Dataset listings of figures:
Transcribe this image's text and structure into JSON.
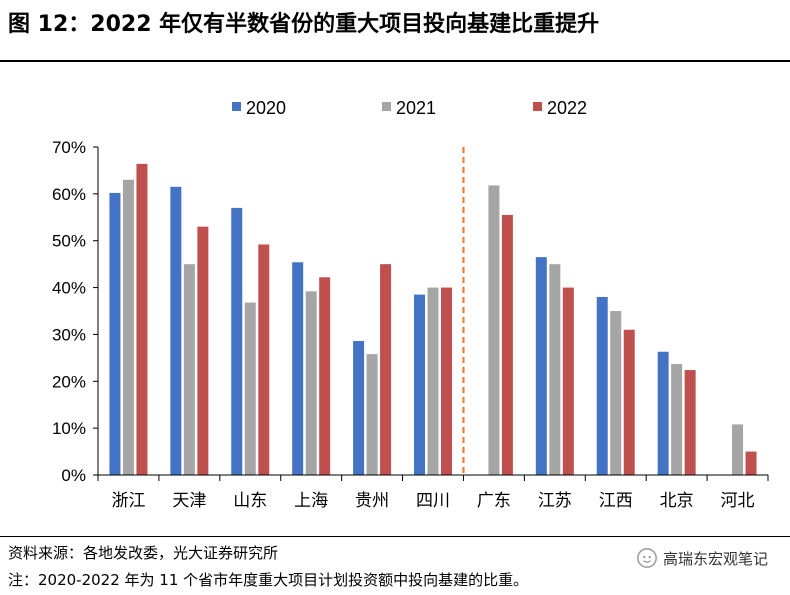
{
  "title": "图 12：2022 年仅有半数省份的重大项目投向基建比重提升",
  "source": "资料来源：各地发改委，光大证券研究所",
  "note": "注：2020-2022 年为 11 个省市年度重大项目计划投资额中投向基建的比重。",
  "watermark": "高瑞东宏观笔记",
  "chart_data": {
    "type": "bar",
    "categories": [
      "浙江",
      "天津",
      "山东",
      "上海",
      "贵州",
      "四川",
      "广东",
      "江苏",
      "江西",
      "北京",
      "河北"
    ],
    "series": [
      {
        "name": "2020",
        "color": "#4472C4",
        "values": [
          60.2,
          61.5,
          57.0,
          45.4,
          28.6,
          38.5,
          null,
          46.5,
          38.0,
          26.3,
          null
        ]
      },
      {
        "name": "2021",
        "color": "#A5A5A5",
        "values": [
          63.0,
          45.0,
          36.8,
          39.2,
          25.8,
          40.0,
          61.8,
          45.0,
          35.0,
          23.7,
          10.8
        ]
      },
      {
        "name": "2022",
        "color": "#C0504D",
        "values": [
          66.4,
          53.0,
          49.2,
          42.2,
          45.0,
          40.0,
          55.5,
          40.0,
          31.0,
          22.4,
          5.0
        ]
      }
    ],
    "yticks": [
      "0%",
      "10%",
      "20%",
      "30%",
      "40%",
      "50%",
      "60%",
      "70%"
    ],
    "ylim": [
      0,
      70
    ],
    "legend_position": "top",
    "divider": {
      "after_category": "四川",
      "style": "dashed",
      "color": "#ED7D31"
    }
  }
}
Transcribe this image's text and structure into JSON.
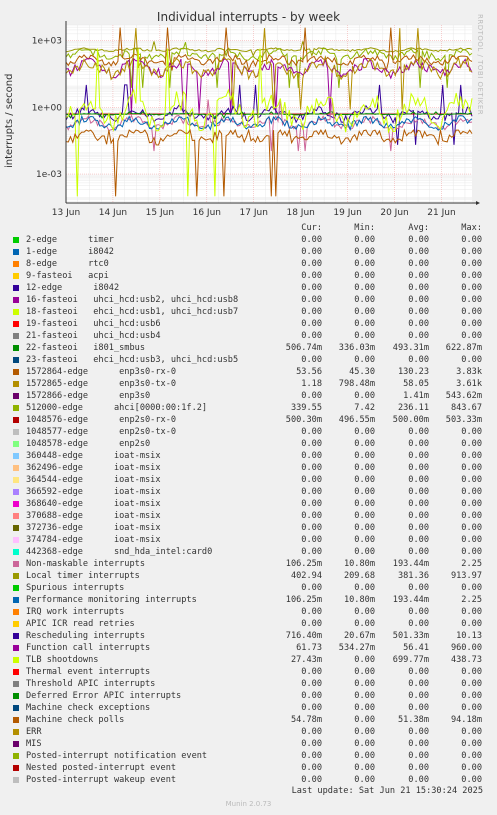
{
  "title": "Individual interrupts - by week",
  "side_label": "RRDTOOL / TOBI OETIKER",
  "ylabel": "interrupts / second",
  "legend_headers": {
    "cur": "Cur:",
    "min": "Min:",
    "avg": "Avg:",
    "max": "Max:"
  },
  "legend": [
    {
      "label": "2-edge      timer",
      "color": "#00cc00",
      "cur": "0.00",
      "min": "0.00",
      "avg": "0.00",
      "max": "0.00"
    },
    {
      "label": "1-edge      i8042",
      "color": "#0066b3",
      "cur": "0.00",
      "min": "0.00",
      "avg": "0.00",
      "max": "0.00"
    },
    {
      "label": "8-edge      rtc0",
      "color": "#ff8000",
      "cur": "0.00",
      "min": "0.00",
      "avg": "0.00",
      "max": "0.00"
    },
    {
      "label": "9-fasteoi   acpi",
      "color": "#ffcc00",
      "cur": "0.00",
      "min": "0.00",
      "avg": "0.00",
      "max": "0.00"
    },
    {
      "label": "12-edge      i8042",
      "color": "#330099",
      "cur": "0.00",
      "min": "0.00",
      "avg": "0.00",
      "max": "0.00"
    },
    {
      "label": "16-fasteoi   uhci_hcd:usb2, uhci_hcd:usb8",
      "color": "#990099",
      "cur": "0.00",
      "min": "0.00",
      "avg": "0.00",
      "max": "0.00"
    },
    {
      "label": "18-fasteoi   ehci_hcd:usb1, uhci_hcd:usb7",
      "color": "#ccff00",
      "cur": "0.00",
      "min": "0.00",
      "avg": "0.00",
      "max": "0.00"
    },
    {
      "label": "19-fasteoi   uhci_hcd:usb6",
      "color": "#ff0000",
      "cur": "0.00",
      "min": "0.00",
      "avg": "0.00",
      "max": "0.00"
    },
    {
      "label": "21-fasteoi   uhci_hcd:usb4",
      "color": "#808080",
      "cur": "0.00",
      "min": "0.00",
      "avg": "0.00",
      "max": "0.00"
    },
    {
      "label": "22-fasteoi   i801_smbus",
      "color": "#008f00",
      "cur": "506.74m",
      "min": "336.03m",
      "avg": "493.31m",
      "max": "622.87m"
    },
    {
      "label": "23-fasteoi   ehci_hcd:usb3, uhci_hcd:usb5",
      "color": "#00487d",
      "cur": "0.00",
      "min": "0.00",
      "avg": "0.00",
      "max": "0.00"
    },
    {
      "label": "1572864-edge      enp3s0-rx-0",
      "color": "#b35a00",
      "cur": "53.56",
      "min": "45.30",
      "avg": "130.23",
      "max": "3.83k"
    },
    {
      "label": "1572865-edge      enp3s0-tx-0",
      "color": "#b38f00",
      "cur": "1.18",
      "min": "798.48m",
      "avg": "58.05",
      "max": "3.61k"
    },
    {
      "label": "1572866-edge      enp3s0",
      "color": "#6b006b",
      "cur": "0.00",
      "min": "0.00",
      "avg": "1.41m",
      "max": "543.62m"
    },
    {
      "label": "512000-edge      ahci[0000:00:1f.2]",
      "color": "#8fb300",
      "cur": "339.55",
      "min": "7.42",
      "avg": "236.11",
      "max": "843.67"
    },
    {
      "label": "1048576-edge      enp2s0-rx-0",
      "color": "#b30000",
      "cur": "500.30m",
      "min": "496.55m",
      "avg": "500.00m",
      "max": "503.33m"
    },
    {
      "label": "1048577-edge      enp2s0-tx-0",
      "color": "#bebebe",
      "cur": "0.00",
      "min": "0.00",
      "avg": "0.00",
      "max": "0.00"
    },
    {
      "label": "1048578-edge      enp2s0",
      "color": "#80ff80",
      "cur": "0.00",
      "min": "0.00",
      "avg": "0.00",
      "max": "0.00"
    },
    {
      "label": "360448-edge      ioat-msix",
      "color": "#80c9ff",
      "cur": "0.00",
      "min": "0.00",
      "avg": "0.00",
      "max": "0.00"
    },
    {
      "label": "362496-edge      ioat-msix",
      "color": "#ffc080",
      "cur": "0.00",
      "min": "0.00",
      "avg": "0.00",
      "max": "0.00"
    },
    {
      "label": "364544-edge      ioat-msix",
      "color": "#ffe680",
      "cur": "0.00",
      "min": "0.00",
      "avg": "0.00",
      "max": "0.00"
    },
    {
      "label": "366592-edge      ioat-msix",
      "color": "#aa80ff",
      "cur": "0.00",
      "min": "0.00",
      "avg": "0.00",
      "max": "0.00"
    },
    {
      "label": "368640-edge      ioat-msix",
      "color": "#ee00cc",
      "cur": "0.00",
      "min": "0.00",
      "avg": "0.00",
      "max": "0.00"
    },
    {
      "label": "370688-edge      ioat-msix",
      "color": "#ff8080",
      "cur": "0.00",
      "min": "0.00",
      "avg": "0.00",
      "max": "0.00"
    },
    {
      "label": "372736-edge      ioat-msix",
      "color": "#666600",
      "cur": "0.00",
      "min": "0.00",
      "avg": "0.00",
      "max": "0.00"
    },
    {
      "label": "374784-edge      ioat-msix",
      "color": "#ffbfff",
      "cur": "0.00",
      "min": "0.00",
      "avg": "0.00",
      "max": "0.00"
    },
    {
      "label": "442368-edge      snd_hda_intel:card0",
      "color": "#00ffcc",
      "cur": "0.00",
      "min": "0.00",
      "avg": "0.00",
      "max": "0.00"
    },
    {
      "label": "Non-maskable interrupts",
      "color": "#cc6699",
      "cur": "106.25m",
      "min": "10.80m",
      "avg": "193.44m",
      "max": "2.25"
    },
    {
      "label": "Local timer interrupts",
      "color": "#999900",
      "cur": "402.94",
      "min": "209.68",
      "avg": "381.36",
      "max": "913.97"
    },
    {
      "label": "Spurious interrupts",
      "color": "#00cc00",
      "cur": "0.00",
      "min": "0.00",
      "avg": "0.00",
      "max": "0.00"
    },
    {
      "label": "Performance monitoring interrupts",
      "color": "#0066b3",
      "cur": "106.25m",
      "min": "10.80m",
      "avg": "193.44m",
      "max": "2.25"
    },
    {
      "label": "IRQ work interrupts",
      "color": "#ff8000",
      "cur": "0.00",
      "min": "0.00",
      "avg": "0.00",
      "max": "0.00"
    },
    {
      "label": "APIC ICR read retries",
      "color": "#ffcc00",
      "cur": "0.00",
      "min": "0.00",
      "avg": "0.00",
      "max": "0.00"
    },
    {
      "label": "Rescheduling interrupts",
      "color": "#330099",
      "cur": "716.40m",
      "min": "20.67m",
      "avg": "501.33m",
      "max": "10.13"
    },
    {
      "label": "Function call interrupts",
      "color": "#990099",
      "cur": "61.73",
      "min": "534.27m",
      "avg": "56.41",
      "max": "960.00"
    },
    {
      "label": "TLB shootdowns",
      "color": "#ccff00",
      "cur": "27.43m",
      "min": "0.00",
      "avg": "699.77m",
      "max": "438.73"
    },
    {
      "label": "Thermal event interrupts",
      "color": "#ff0000",
      "cur": "0.00",
      "min": "0.00",
      "avg": "0.00",
      "max": "0.00"
    },
    {
      "label": "Threshold APIC interrupts",
      "color": "#808080",
      "cur": "0.00",
      "min": "0.00",
      "avg": "0.00",
      "max": "0.00"
    },
    {
      "label": "Deferred Error APIC interrupts",
      "color": "#008f00",
      "cur": "0.00",
      "min": "0.00",
      "avg": "0.00",
      "max": "0.00"
    },
    {
      "label": "Machine check exceptions",
      "color": "#00487d",
      "cur": "0.00",
      "min": "0.00",
      "avg": "0.00",
      "max": "0.00"
    },
    {
      "label": "Machine check polls",
      "color": "#b35a00",
      "cur": "54.78m",
      "min": "0.00",
      "avg": "51.38m",
      "max": "94.18m"
    },
    {
      "label": "ERR",
      "color": "#b38f00",
      "cur": "0.00",
      "min": "0.00",
      "avg": "0.00",
      "max": "0.00"
    },
    {
      "label": "MIS",
      "color": "#6b006b",
      "cur": "0.00",
      "min": "0.00",
      "avg": "0.00",
      "max": "0.00"
    },
    {
      "label": "Posted-interrupt notification event",
      "color": "#8fb300",
      "cur": "0.00",
      "min": "0.00",
      "avg": "0.00",
      "max": "0.00"
    },
    {
      "label": "Nested posted-interrupt event",
      "color": "#b30000",
      "cur": "0.00",
      "min": "0.00",
      "avg": "0.00",
      "max": "0.00"
    },
    {
      "label": "Posted-interrupt wakeup event",
      "color": "#bebebe",
      "cur": "0.00",
      "min": "0.00",
      "avg": "0.00",
      "max": "0.00"
    }
  ],
  "last_update": "Last update: Sat Jun 21 15:30:24 2025",
  "munin_version": "Munin 2.0.73",
  "chart_data": {
    "type": "line",
    "title": "Individual interrupts - by week",
    "ylabel": "interrupts / second",
    "yscale": "log",
    "ylim": [
      5e-05,
      5000
    ],
    "y_ticks": [
      {
        "value": 1000,
        "label": "1e+03"
      },
      {
        "value": 1,
        "label": "1e+00"
      },
      {
        "value": 0.001,
        "label": "1e-03"
      }
    ],
    "x_ticks": [
      "13 Jun",
      "14 Jun",
      "15 Jun",
      "16 Jun",
      "17 Jun",
      "18 Jun",
      "19 Jun",
      "20 Jun",
      "21 Jun"
    ],
    "x_range_days": [
      0,
      8.65
    ],
    "grid": true,
    "series": [
      {
        "name": "Local timer interrupts",
        "color": "#999900",
        "baseline": 381.36,
        "low": 209.68,
        "high": 913.97
      },
      {
        "name": "512000-edge      ahci[0000:00:1f.2]",
        "color": "#8fb300",
        "baseline": 236.11,
        "low": 7.42,
        "high": 843.67
      },
      {
        "name": "1572864-edge      enp3s0-rx-0",
        "color": "#b35a00",
        "baseline": 130.23,
        "low": 45.3,
        "high": 3830
      },
      {
        "name": "Function call interrupts",
        "color": "#990099",
        "baseline": 56.41,
        "low": 0.53427,
        "high": 960.0
      },
      {
        "name": "1572865-edge      enp3s0-tx-0",
        "color": "#b38f00",
        "baseline": 58.05,
        "low": 0.79848,
        "high": 3610
      },
      {
        "name": "Rescheduling interrupts",
        "color": "#330099",
        "baseline": 0.50133,
        "low": 0.02067,
        "high": 10.13
      },
      {
        "name": "1048576-edge      enp2s0-rx-0",
        "color": "#b30000",
        "baseline": 0.5,
        "low": 0.49655,
        "high": 0.50333
      },
      {
        "name": "22-fasteoi   i801_smbus",
        "color": "#008f00",
        "baseline": 0.49331,
        "low": 0.33603,
        "high": 0.62287
      },
      {
        "name": "Non-maskable interrupts",
        "color": "#cc6699",
        "baseline": 0.19344,
        "low": 0.0108,
        "high": 2.25
      },
      {
        "name": "Performance monitoring interrupts",
        "color": "#0066b3",
        "baseline": 0.19344,
        "low": 0.0108,
        "high": 2.25
      },
      {
        "name": "TLB shootdowns",
        "color": "#ccff00",
        "baseline": 0.69977,
        "low": 0.0001,
        "high": 438.73
      },
      {
        "name": "Machine check polls",
        "color": "#b35a00",
        "baseline": 0.05138,
        "low": 0.0001,
        "high": 0.09418
      }
    ]
  }
}
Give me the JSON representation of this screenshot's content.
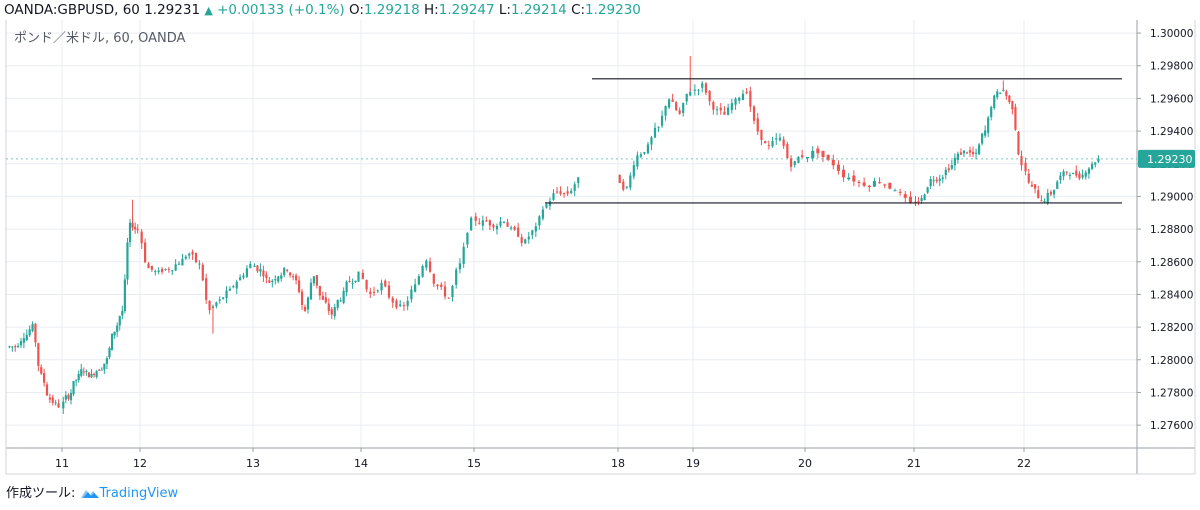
{
  "header": {
    "symbol": "OANDA:GBPUSD, 60",
    "last": "1.29231",
    "change": "+0.00133 (+0.1%)",
    "o_label": "O:",
    "o_value": "1.29218",
    "h_label": "H:",
    "h_value": "1.29247",
    "l_label": "L:",
    "l_value": "1.29214",
    "c_label": "C:",
    "c_value": "1.29230"
  },
  "legend": "ポンド／米ドル, 60, OANDA",
  "footer": {
    "prefix": "作成ツール:",
    "brand": "TradingView"
  },
  "colors": {
    "up": "#26a69a",
    "down": "#ef5350",
    "grid": "#e9edf2",
    "axis": "#9aa0a6",
    "price_tag": "#26a69a"
  },
  "chart_data": {
    "type": "candlestick",
    "title": "ポンド／米ドル, 60, OANDA",
    "x_tick_labels": [
      "11",
      "12",
      "13",
      "14",
      "15",
      "18",
      "19",
      "20",
      "21",
      "22"
    ],
    "y_tick_labels": [
      "1.30000",
      "1.29800",
      "1.29600",
      "1.29400",
      "1.29200",
      "1.29000",
      "1.28800",
      "1.28600",
      "1.28400",
      "1.28200",
      "1.28000",
      "1.27800",
      "1.27600"
    ],
    "ylim": [
      1.2746,
      1.3008
    ],
    "grid": true,
    "last_price_label": "1.29230",
    "horizontal_lines": [
      {
        "from_day": "18",
        "to_day": "22",
        "price": 1.2972
      },
      {
        "from_day": "15",
        "to_day": "22",
        "price": 1.2896
      }
    ],
    "anchors": [
      {
        "day": "10",
        "c": 1.2808
      },
      {
        "day": "10",
        "c": 1.2815
      },
      {
        "day": "10",
        "c": 1.282
      },
      {
        "day": "10",
        "c": 1.279
      },
      {
        "day": "10",
        "c": 1.2776
      },
      {
        "day": "10",
        "c": 1.2772
      },
      {
        "day": "11",
        "c": 1.2778
      },
      {
        "day": "11",
        "c": 1.2788
      },
      {
        "day": "11",
        "c": 1.2794
      },
      {
        "day": "11",
        "c": 1.279
      },
      {
        "day": "11",
        "c": 1.2795
      },
      {
        "day": "11",
        "c": 1.28
      },
      {
        "day": "11",
        "c": 1.2818
      },
      {
        "day": "11",
        "c": 1.283
      },
      {
        "day": "11",
        "c": 1.2882
      },
      {
        "day": "11",
        "c": 1.288
      },
      {
        "day": "12",
        "c": 1.2856
      },
      {
        "day": "12",
        "c": 1.2853
      },
      {
        "day": "12",
        "c": 1.2856
      },
      {
        "day": "12",
        "c": 1.286
      },
      {
        "day": "12",
        "c": 1.2865
      },
      {
        "day": "12",
        "c": 1.2858
      },
      {
        "day": "12",
        "c": 1.283
      },
      {
        "day": "12",
        "c": 1.2836
      },
      {
        "day": "12",
        "c": 1.2842
      },
      {
        "day": "12",
        "c": 1.285
      },
      {
        "day": "12",
        "c": 1.2858
      },
      {
        "day": "13",
        "c": 1.2855
      },
      {
        "day": "13",
        "c": 1.2848
      },
      {
        "day": "13",
        "c": 1.2852
      },
      {
        "day": "13",
        "c": 1.2856
      },
      {
        "day": "13",
        "c": 1.2848
      },
      {
        "day": "13",
        "c": 1.283
      },
      {
        "day": "13",
        "c": 1.2852
      },
      {
        "day": "13",
        "c": 1.2836
      },
      {
        "day": "13",
        "c": 1.2828
      },
      {
        "day": "13",
        "c": 1.2838
      },
      {
        "day": "13",
        "c": 1.2848
      },
      {
        "day": "13",
        "c": 1.2852
      },
      {
        "day": "14",
        "c": 1.284
      },
      {
        "day": "14",
        "c": 1.2846
      },
      {
        "day": "14",
        "c": 1.2836
      },
      {
        "day": "14",
        "c": 1.2832
      },
      {
        "day": "14",
        "c": 1.2845
      },
      {
        "day": "14",
        "c": 1.2862
      },
      {
        "day": "14",
        "c": 1.2845
      },
      {
        "day": "14",
        "c": 1.2838
      },
      {
        "day": "14",
        "c": 1.2858
      },
      {
        "day": "14",
        "c": 1.2885
      },
      {
        "day": "15",
        "c": 1.2884
      },
      {
        "day": "15",
        "c": 1.2883
      },
      {
        "day": "15",
        "c": 1.2886
      },
      {
        "day": "15",
        "c": 1.2878
      },
      {
        "day": "15",
        "c": 1.2872
      },
      {
        "day": "15",
        "c": 1.288
      },
      {
        "day": "15",
        "c": 1.2895
      },
      {
        "day": "15",
        "c": 1.2903
      },
      {
        "day": "15",
        "c": 1.2902
      },
      {
        "day": "15",
        "c": 1.291
      },
      {
        "day": "18",
        "c": 1.2905
      },
      {
        "day": "18",
        "c": 1.2925
      },
      {
        "day": "18",
        "c": 1.293
      },
      {
        "day": "18",
        "c": 1.2942
      },
      {
        "day": "18",
        "c": 1.296
      },
      {
        "day": "18",
        "c": 1.295
      },
      {
        "day": "18",
        "c": 1.2965
      },
      {
        "day": "19",
        "c": 1.2968
      },
      {
        "day": "19",
        "c": 1.2955
      },
      {
        "day": "19",
        "c": 1.295
      },
      {
        "day": "19",
        "c": 1.2958
      },
      {
        "day": "19",
        "c": 1.2965
      },
      {
        "day": "19",
        "c": 1.294
      },
      {
        "day": "19",
        "c": 1.293
      },
      {
        "day": "19",
        "c": 1.2935
      },
      {
        "day": "19",
        "c": 1.292
      },
      {
        "day": "19",
        "c": 1.2925
      },
      {
        "day": "20",
        "c": 1.2928
      },
      {
        "day": "20",
        "c": 1.292
      },
      {
        "day": "20",
        "c": 1.2912
      },
      {
        "day": "20",
        "c": 1.2908
      },
      {
        "day": "20",
        "c": 1.291
      },
      {
        "day": "20",
        "c": 1.2905
      },
      {
        "day": "20",
        "c": 1.2895
      },
      {
        "day": "21",
        "c": 1.2898
      },
      {
        "day": "21",
        "c": 1.291
      },
      {
        "day": "21",
        "c": 1.2912
      },
      {
        "day": "21",
        "c": 1.2918
      },
      {
        "day": "21",
        "c": 1.2925
      },
      {
        "day": "21",
        "c": 1.2928
      },
      {
        "day": "21",
        "c": 1.2925
      },
      {
        "day": "21",
        "c": 1.294
      },
      {
        "day": "21",
        "c": 1.296
      },
      {
        "day": "21",
        "c": 1.2965
      },
      {
        "day": "21",
        "c": 1.2955
      },
      {
        "day": "21",
        "c": 1.292
      },
      {
        "day": "22",
        "c": 1.2905
      },
      {
        "day": "22",
        "c": 1.2898
      },
      {
        "day": "22",
        "c": 1.2902
      },
      {
        "day": "22",
        "c": 1.2912
      },
      {
        "day": "22",
        "c": 1.2915
      },
      {
        "day": "22",
        "c": 1.2913
      },
      {
        "day": "22",
        "c": 1.2918
      },
      {
        "day": "22",
        "c": 1.2923
      }
    ],
    "spikes": [
      {
        "day": "18",
        "high": 1.2986
      },
      {
        "day": "21",
        "high": 1.2971
      },
      {
        "day": "11",
        "high": 1.2898
      },
      {
        "day": "12",
        "high": 1.2816
      }
    ]
  }
}
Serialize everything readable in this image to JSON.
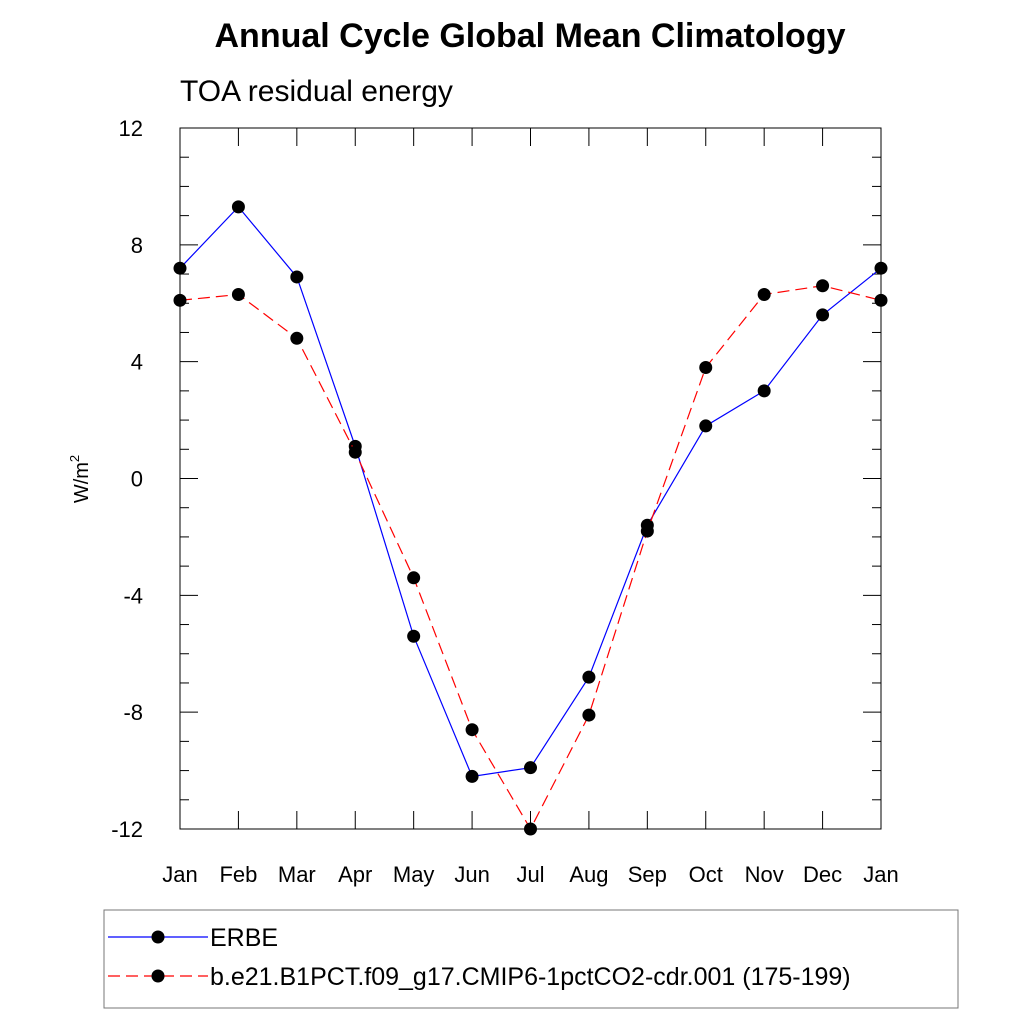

Task statement: Count the lines of the material that include the word "baseline", then report only the total.

Answer to the exercise: 12